-- Start --

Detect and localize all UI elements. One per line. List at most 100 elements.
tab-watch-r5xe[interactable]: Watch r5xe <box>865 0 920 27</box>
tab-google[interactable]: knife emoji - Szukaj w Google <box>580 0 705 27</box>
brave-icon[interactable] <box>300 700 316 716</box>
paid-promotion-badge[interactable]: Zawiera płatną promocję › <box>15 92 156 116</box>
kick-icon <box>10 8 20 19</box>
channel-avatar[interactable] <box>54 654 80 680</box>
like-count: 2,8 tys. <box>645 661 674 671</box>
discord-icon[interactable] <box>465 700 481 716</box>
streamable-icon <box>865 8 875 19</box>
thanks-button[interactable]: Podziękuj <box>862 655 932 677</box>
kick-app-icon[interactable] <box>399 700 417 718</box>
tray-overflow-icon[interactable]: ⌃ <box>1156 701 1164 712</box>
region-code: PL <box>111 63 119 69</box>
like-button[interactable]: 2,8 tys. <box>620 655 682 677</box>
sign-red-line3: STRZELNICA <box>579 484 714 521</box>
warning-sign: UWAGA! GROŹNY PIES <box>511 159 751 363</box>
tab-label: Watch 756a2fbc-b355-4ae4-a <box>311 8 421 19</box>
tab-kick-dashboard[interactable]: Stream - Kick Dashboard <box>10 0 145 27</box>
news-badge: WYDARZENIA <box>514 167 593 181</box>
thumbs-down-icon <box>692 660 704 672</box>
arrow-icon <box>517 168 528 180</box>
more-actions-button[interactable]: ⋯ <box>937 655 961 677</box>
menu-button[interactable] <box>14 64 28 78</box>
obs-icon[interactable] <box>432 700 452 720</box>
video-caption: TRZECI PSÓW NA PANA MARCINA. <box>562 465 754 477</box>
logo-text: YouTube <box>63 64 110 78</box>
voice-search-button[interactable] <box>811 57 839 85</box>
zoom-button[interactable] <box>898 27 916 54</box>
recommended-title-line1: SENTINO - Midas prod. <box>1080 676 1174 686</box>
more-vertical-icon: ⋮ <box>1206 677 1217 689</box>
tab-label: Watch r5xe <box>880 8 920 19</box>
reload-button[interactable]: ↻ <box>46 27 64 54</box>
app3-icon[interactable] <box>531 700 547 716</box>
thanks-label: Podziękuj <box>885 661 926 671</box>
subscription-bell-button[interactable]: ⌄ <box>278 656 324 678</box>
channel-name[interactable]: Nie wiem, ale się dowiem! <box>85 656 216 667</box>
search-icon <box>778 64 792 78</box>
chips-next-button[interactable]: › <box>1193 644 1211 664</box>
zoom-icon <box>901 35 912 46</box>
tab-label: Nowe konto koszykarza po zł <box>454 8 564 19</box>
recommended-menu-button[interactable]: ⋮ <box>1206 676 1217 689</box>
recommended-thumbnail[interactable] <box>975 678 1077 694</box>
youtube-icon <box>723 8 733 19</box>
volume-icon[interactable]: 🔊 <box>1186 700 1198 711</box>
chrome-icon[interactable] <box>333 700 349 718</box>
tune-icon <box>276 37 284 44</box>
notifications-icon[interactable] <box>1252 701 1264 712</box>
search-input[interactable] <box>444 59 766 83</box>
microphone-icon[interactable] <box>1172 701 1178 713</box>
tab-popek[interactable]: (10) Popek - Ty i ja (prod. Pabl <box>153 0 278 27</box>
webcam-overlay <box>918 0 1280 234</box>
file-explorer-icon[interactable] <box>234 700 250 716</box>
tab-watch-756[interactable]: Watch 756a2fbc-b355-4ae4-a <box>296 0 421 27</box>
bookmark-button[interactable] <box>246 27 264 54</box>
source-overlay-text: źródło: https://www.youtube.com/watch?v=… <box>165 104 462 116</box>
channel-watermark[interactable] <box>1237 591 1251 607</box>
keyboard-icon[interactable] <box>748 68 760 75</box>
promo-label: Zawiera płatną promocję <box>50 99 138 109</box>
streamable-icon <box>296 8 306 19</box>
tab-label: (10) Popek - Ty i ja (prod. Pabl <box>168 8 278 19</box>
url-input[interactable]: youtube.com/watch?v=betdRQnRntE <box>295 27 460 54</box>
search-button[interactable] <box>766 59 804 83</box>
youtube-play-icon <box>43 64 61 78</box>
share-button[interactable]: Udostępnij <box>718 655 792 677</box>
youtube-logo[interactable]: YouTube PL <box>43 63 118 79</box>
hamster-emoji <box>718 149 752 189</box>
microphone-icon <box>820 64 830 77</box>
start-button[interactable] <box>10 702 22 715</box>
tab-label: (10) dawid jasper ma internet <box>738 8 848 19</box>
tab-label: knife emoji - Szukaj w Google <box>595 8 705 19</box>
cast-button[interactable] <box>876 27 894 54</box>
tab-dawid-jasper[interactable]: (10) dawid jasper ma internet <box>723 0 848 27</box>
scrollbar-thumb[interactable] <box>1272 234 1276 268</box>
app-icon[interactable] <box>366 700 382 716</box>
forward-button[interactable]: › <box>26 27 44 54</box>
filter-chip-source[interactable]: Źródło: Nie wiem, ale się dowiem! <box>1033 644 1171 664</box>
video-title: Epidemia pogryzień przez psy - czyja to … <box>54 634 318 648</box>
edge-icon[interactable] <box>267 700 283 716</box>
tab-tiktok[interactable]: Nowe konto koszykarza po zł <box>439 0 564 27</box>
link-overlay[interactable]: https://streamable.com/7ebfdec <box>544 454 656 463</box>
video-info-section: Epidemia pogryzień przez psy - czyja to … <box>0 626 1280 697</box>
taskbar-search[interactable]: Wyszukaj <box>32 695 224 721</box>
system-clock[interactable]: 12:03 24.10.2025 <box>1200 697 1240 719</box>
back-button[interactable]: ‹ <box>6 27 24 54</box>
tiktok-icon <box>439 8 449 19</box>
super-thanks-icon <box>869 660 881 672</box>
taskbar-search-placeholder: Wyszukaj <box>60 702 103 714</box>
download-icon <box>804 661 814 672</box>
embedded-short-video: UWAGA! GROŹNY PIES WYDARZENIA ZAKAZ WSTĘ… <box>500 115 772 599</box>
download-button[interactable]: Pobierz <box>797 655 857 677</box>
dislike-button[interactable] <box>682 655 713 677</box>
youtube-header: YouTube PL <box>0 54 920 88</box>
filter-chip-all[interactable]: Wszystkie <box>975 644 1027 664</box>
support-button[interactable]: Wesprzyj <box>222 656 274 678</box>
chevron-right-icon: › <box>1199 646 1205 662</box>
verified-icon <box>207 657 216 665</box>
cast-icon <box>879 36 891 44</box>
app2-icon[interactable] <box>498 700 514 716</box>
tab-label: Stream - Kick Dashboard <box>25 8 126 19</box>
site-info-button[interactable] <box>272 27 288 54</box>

-- End --

Express the lines above as a Markdown table with two columns, Row and Line, giving each line its row number and leaving out any blank lines.

THE RESULT -
| Row | Line |
|---|---|
| 1 | Detect and localize all UI elements. One per line. List at most 100 elements. |
| 2 | tab-watch-r5xe[interactable]: Watch r5xe <box>865 0 920 27</box> |
| 3 | tab-google[interactable]: knife emoji - Szukaj w Google <box>580 0 705 27</box> |
| 4 | brave-icon[interactable] <box>300 700 316 716</box> |
| 5 | paid-promotion-badge[interactable]: Zawiera płatną promocję › <box>15 92 156 116</box> |
| 6 | kick-icon <box>10 8 20 19</box> |
| 7 | channel-avatar[interactable] <box>54 654 80 680</box> |
| 8 | like-count: 2,8 tys. <box>645 661 674 671</box> |
| 9 | discord-icon[interactable] <box>465 700 481 716</box> |
| 10 | streamable-icon <box>865 8 875 19</box> |
| 11 | thanks-button[interactable]: Podziękuj <box>862 655 932 677</box> |
| 12 | kick-app-icon[interactable] <box>399 700 417 718</box> |
| 13 | tray-overflow-icon[interactable]: ⌃ <box>1156 701 1164 712</box> |
| 14 | region-code: PL <box>111 63 119 69</box> |
| 15 | like-button[interactable]: 2,8 tys. <box>620 655 682 677</box> |
| 16 | sign-red-line3: STRZELNICA <box>579 484 714 521</box> |
| 17 | warning-sign: UWAGA! GROŹNY PIES <box>511 159 751 363</box> |
| 18 | tab-label: Watch 756a2fbc-b355-4ae4-a <box>311 8 421 19</box> |
| 19 | tab-kick-dashboard[interactable]: Stream - Kick Dashboard <box>10 0 145 27</box> |
| 20 | news-badge: WYDARZENIA <box>514 167 593 181</box> |
| 21 | thumbs-down-icon <box>692 660 704 672</box> |
| 22 | arrow-icon <box>517 168 528 180</box> |
| 23 | more-actions-button[interactable]: ⋯ <box>937 655 961 677</box> |
| 24 | menu-button[interactable] <box>14 64 28 78</box> |
| 25 | obs-icon[interactable] <box>432 700 452 720</box> |
| 26 | video-caption: TRZECI PSÓW NA PANA MARCINA. <box>562 465 754 477</box> |
| 27 | logo-text: YouTube <box>63 64 110 78</box> |
| 28 | voice-search-button[interactable] <box>811 57 839 85</box> |
| 29 | zoom-button[interactable] <box>898 27 916 54</box> |
| 30 | recommended-title-line1: SENTINO - Midas prod. <box>1080 676 1174 686</box> |
| 31 | more-vertical-icon: ⋮ <box>1206 677 1217 689</box> |
| 32 | tab-label: Watch r5xe <box>880 8 920 19</box> |
| 33 | reload-button[interactable]: ↻ <box>46 27 64 54</box> |
| 34 | app3-icon[interactable] <box>531 700 547 716</box> |
| 35 | thanks-label: Podziękuj <box>885 661 926 671</box> |
| 36 | subscription-bell-button[interactable]: ⌄ <box>278 656 324 678</box> |
| 37 | channel-name[interactable]: Nie wiem, ale się dowiem! <box>85 656 216 667</box> |
| 38 | search-icon <box>778 64 792 78</box> |
| 39 | chips-next-button[interactable]: › <box>1193 644 1211 664</box> |
| 40 | zoom-icon <box>901 35 912 46</box> |
| 41 | tab-label: Nowe konto koszykarza po zł <box>454 8 564 19</box> |
| 42 | recommended-menu-button[interactable]: ⋮ <box>1206 676 1217 689</box> |
| 43 | recommended-thumbnail[interactable] <box>975 678 1077 694</box> |
| 44 | youtube-icon <box>723 8 733 19</box> |
| 45 | volume-icon[interactable]: 🔊 <box>1186 700 1198 711</box> |
| 46 | chrome-icon[interactable] <box>333 700 349 718</box> |
| 47 | tune-icon <box>276 37 284 44</box> |
| 48 | notifications-icon[interactable] <box>1252 701 1264 712</box> |
| 49 | search-input[interactable] <box>444 59 766 83</box> |
| 50 | microphone-icon[interactable] <box>1172 701 1178 713</box> |
| 51 | tab-popek[interactable]: (10) Popek - Ty i ja (prod. Pabl <box>153 0 278 27</box> |
| 52 | webcam-overlay <box>918 0 1280 234</box> |
| 53 | file-explorer-icon[interactable] <box>234 700 250 716</box> |
| 54 | tab-watch-756[interactable]: Watch 756a2fbc-b355-4ae4-a <box>296 0 421 27</box> |
| 55 | bookmark-button[interactable] <box>246 27 264 54</box> |
| 56 | source-overlay-text: źródło: https://www.youtube.com/watch?v=… <box>165 104 462 116</box> |
| 57 | channel-watermark[interactable] <box>1237 591 1251 607</box> |
| 58 | keyboard-icon[interactable] <box>748 68 760 75</box> |
| 59 | promo-label: Zawiera płatną promocję <box>50 99 138 109</box> |
| 60 | streamable-icon <box>296 8 306 19</box> |
| 61 | tab-label: (10) Popek - Ty i ja (prod. Pabl <box>168 8 278 19</box> |
| 62 | url-input[interactable]: youtube.com/watch?v=betdRQnRntE <box>295 27 460 54</box> |
| 63 | search-button[interactable] <box>766 59 804 83</box> |
| 64 | youtube-play-icon <box>43 64 61 78</box> |
| 65 | share-button[interactable]: Udostępnij <box>718 655 792 677</box> |
| 66 | youtube-logo[interactable]: YouTube PL <box>43 63 118 79</box> |
| 67 | hamster-emoji <box>718 149 752 189</box> |
| 68 | microphone-icon <box>820 64 830 77</box> |
| 69 | start-button[interactable] <box>10 702 22 715</box> |
| 70 | tab-label: (10) dawid jasper ma internet <box>738 8 848 19</box> |
| 71 | tab-label: knife emoji - Szukaj w Google <box>595 8 705 19</box> |
| 72 | cast-button[interactable] <box>876 27 894 54</box> |
| 73 | tab-dawid-jasper[interactable]: (10) dawid jasper ma internet <box>723 0 848 27</box> |
| 74 | scrollbar-thumb[interactable] <box>1272 234 1276 268</box> |
| 75 | app-icon[interactable] <box>366 700 382 716</box> |
| 76 | forward-button[interactable]: › <box>26 27 44 54</box> |
| 77 | filter-chip-source[interactable]: Źródło: Nie wiem, ale się dowiem! <box>1033 644 1171 664</box> |
| 78 | video-title: Epidemia pogryzień przez psy - czyja to … <box>54 634 318 648</box> |
| 79 | edge-icon[interactable] <box>267 700 283 716</box> |
| 80 | tab-tiktok[interactable]: Nowe konto koszykarza po zł <box>439 0 564 27</box> |
| 81 | link-overlay[interactable]: https://streamable.com/7ebfdec <box>544 454 656 463</box> |
| 82 | video-info-section: Epidemia pogryzień przez psy - czyja to … <box>0 626 1280 697</box> |
| 83 | taskbar-search[interactable]: Wyszukaj <box>32 695 224 721</box> |
| 84 | system-clock[interactable]: 12:03 24.10.2025 <box>1200 697 1240 719</box> |
| 85 | back-button[interactable]: ‹ <box>6 27 24 54</box> |
| 86 | tiktok-icon <box>439 8 449 19</box> |
| 87 | super-thanks-icon <box>869 660 881 672</box> |
| 88 | taskbar-search-placeholder: Wyszukaj <box>60 702 103 714</box> |
| 89 | download-icon <box>804 661 814 672</box> |
| 90 | embedded-short-video: UWAGA! GROŹNY PIES WYDARZENIA ZAKAZ WSTĘ… <box>500 115 772 599</box> |
| 91 | download-button[interactable]: Pobierz <box>797 655 857 677</box> |
| 92 | dislike-button[interactable] <box>682 655 713 677</box> |
| 93 | youtube-header: YouTube PL <box>0 54 920 88</box> |
| 94 | filter-chip-all[interactable]: Wszystkie <box>975 644 1027 664</box> |
| 95 | support-button[interactable]: Wesprzyj <box>222 656 274 678</box> |
| 96 | chevron-right-icon: › <box>1199 646 1205 662</box> |
| 97 | verified-icon <box>207 657 216 665</box> |
| 98 | cast-icon <box>879 36 891 44</box> |
| 99 | app2-icon[interactable] <box>498 700 514 716</box> |
| 100 | tab-label: Stream - Kick Dashboard <box>25 8 126 19</box> |
| 101 | site-info-button[interactable] <box>272 27 288 54</box> |